### Exercise description
Show every line that has the string "cátodo" in it.

___ Records for this exercise ___

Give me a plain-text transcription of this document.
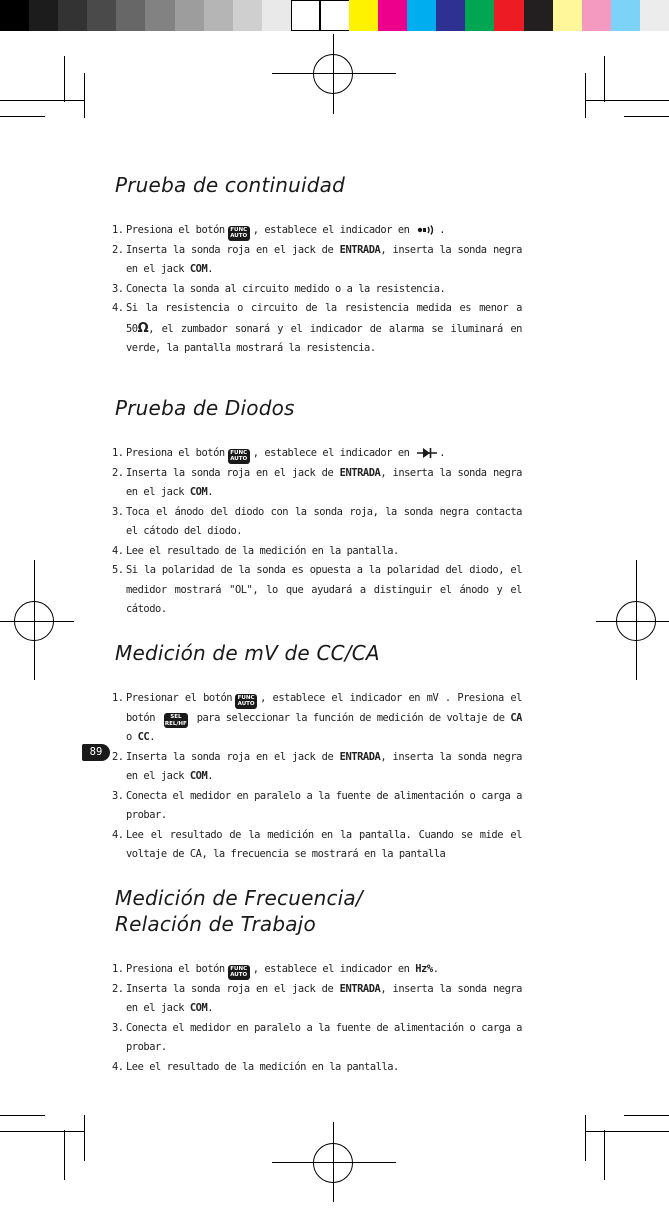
89
Prueba de continuidad
1. Presiona el botón FUNC
AUTO , establece el indicador en	.
2. Inserta la sonda roja en el jack de ENTRADA, inserta la sonda negra en el jack COM.
3. Conecta la sonda al circuito medido o a la resistencia.
4. Si la resistencia o circuito de la resistencia medida es menor a 50Ω, el zumbador sonará y el indicador de alarma se iluminará en verde, la pantalla mostrará la resistencia.
Prueba de Diodos
1. Presiona el botón FUNC
AUTO , establece el indicador en	.
2. Inserta la sonda roja en el jack de ENTRADA, inserta la sonda negra en el jack COM.
3. Toca el ánodo del diodo con la sonda roja, la sonda negra contacta el cátodo del diodo.
4. Lee el resultado de la medición en la pantalla.
5. Si la polaridad de la sonda es opuesta a la polaridad del diodo, el medidor mostrará "OL", lo que ayudará a distinguir el ánodo y el cátodo.
Medición de mV de CC/CA
1. Presionar el botón FUNC
AUTO , establece el indicador en mV . Presiona el botón	SEL
REL/HF para seleccionar la función de medición de voltaje de CA o CC.
2. Inserta la sonda roja en el jack de ENTRADA, inserta la sonda negra en el jack COM.
3. Conecta el medidor en paralelo a la fuente de alimentación o carga a probar.
4. Lee el resultado de la medición en la pantalla. Cuando se mide el voltaje de CA, la frecuencia se mostrará en la pantalla
Medición de Frecuencia/
Relación de Trabajo
1. Presiona el botón FUNC
AUTO , establece el indicador en Hz%.
2. Inserta la sonda roja en el jack de ENTRADA, inserta la sonda negra en el jack COM.
3. Conecta el medidor en paralelo a la fuente de alimentación o carga a probar.
4. Lee el resultado de la medición en la pantalla.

___

### Written answer
3. Toca el ánodo del diodo con la sonda roja, la sonda negra contacta el cátodo del diodo.
5. Si la polaridad de la sonda es opuesta a la polaridad del diodo, el medidor mostrará "OL", lo que ayudará a distinguir el ánodo y el cátodo.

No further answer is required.